→ **Problem details**
Go through the entries and say how many lines contain the string "Ekebergbanens". The number is the whole answer.

→ **Exercise data**
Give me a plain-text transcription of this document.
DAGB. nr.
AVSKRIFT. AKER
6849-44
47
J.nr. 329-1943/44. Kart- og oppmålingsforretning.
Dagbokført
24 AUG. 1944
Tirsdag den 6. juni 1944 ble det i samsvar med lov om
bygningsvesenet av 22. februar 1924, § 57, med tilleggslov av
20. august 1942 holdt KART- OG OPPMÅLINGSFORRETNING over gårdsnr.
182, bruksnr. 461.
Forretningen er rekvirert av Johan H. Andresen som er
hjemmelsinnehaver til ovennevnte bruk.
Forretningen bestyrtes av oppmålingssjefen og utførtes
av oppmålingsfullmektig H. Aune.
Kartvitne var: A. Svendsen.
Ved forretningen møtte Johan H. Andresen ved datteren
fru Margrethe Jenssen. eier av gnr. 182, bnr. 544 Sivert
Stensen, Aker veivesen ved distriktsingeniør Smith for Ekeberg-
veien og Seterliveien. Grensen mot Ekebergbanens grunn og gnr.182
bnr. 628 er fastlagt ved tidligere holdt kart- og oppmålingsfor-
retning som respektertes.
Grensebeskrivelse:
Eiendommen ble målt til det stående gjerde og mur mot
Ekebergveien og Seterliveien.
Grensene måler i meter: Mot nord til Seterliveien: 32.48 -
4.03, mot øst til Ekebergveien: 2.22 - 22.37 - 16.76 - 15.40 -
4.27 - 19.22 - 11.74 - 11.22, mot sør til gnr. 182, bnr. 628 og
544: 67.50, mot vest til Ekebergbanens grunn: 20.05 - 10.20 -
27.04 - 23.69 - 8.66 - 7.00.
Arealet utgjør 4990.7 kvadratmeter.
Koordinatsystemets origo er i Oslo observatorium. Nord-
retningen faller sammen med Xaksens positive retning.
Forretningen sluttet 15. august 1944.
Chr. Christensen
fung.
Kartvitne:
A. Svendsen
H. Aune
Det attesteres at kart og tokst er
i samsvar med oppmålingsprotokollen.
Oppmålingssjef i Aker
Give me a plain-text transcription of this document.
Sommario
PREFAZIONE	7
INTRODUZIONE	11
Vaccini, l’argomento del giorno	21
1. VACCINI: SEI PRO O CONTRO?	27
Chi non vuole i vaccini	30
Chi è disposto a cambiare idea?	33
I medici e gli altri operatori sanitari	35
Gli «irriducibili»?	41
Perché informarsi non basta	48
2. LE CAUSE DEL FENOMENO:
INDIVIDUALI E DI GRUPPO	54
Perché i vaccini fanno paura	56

→ **The result**
2